* _Direction_
Print the full listing exactly.

## begin

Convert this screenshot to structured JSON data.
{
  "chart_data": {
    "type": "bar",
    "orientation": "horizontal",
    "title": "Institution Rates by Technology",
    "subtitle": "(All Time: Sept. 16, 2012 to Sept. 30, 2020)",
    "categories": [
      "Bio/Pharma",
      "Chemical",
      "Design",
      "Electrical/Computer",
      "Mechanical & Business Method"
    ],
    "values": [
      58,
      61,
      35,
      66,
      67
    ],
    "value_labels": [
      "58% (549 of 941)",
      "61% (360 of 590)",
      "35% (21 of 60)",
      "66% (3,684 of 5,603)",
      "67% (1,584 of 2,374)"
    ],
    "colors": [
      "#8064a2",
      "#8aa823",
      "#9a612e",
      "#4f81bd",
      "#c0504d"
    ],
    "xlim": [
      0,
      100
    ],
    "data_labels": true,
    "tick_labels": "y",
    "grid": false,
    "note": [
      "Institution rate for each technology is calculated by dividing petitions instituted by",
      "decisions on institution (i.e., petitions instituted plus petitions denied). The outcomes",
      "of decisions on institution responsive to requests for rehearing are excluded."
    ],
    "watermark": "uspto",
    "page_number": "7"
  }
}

## end

* _Solution to this problem_
Convert this screenshot to structured JSON data.
{
  "chart_data": {
    "type": "bar",
    "orientation": "horizontal",
    "title": "Institution Rates by Technology",
    "subtitle": "(All Time: Sept. 16, 2012 to Sept. 30, 2020)",
    "categories": [
      "Bio/Pharma",
      "Chemical",
      "Design",
      "Electrical/Computer",
      "Mechanical & Business Method"
    ],
    "values": [
      58,
      61,
      35,
      66,
      67
    ],
    "value_labels": [
      "58% (549 of 941)",
      "61% (360 of 590)",
      "35% (21 of 60)",
      "66% (3,684 of 5,603)",
      "67% (1,584 of 2,374)"
    ],
    "colors": [
      "#8064a2",
      "#8aa823",
      "#9a612e",
      "#4f81bd",
      "#c0504d"
    ],
    "xlim": [
      0,
      100
    ],
    "data_labels": true,
    "tick_labels": "y",
    "grid": false,
    "note": [
      "Institution rate for each technology is calculated by dividing petitions instituted by",
      "decisions on institution (i.e., petitions instituted plus petitions denied). The outcomes",
      "of decisions on institution responsive to requests for rehearing are excluded."
    ],
    "watermark": "uspto",
    "page_number": "7"
  }
}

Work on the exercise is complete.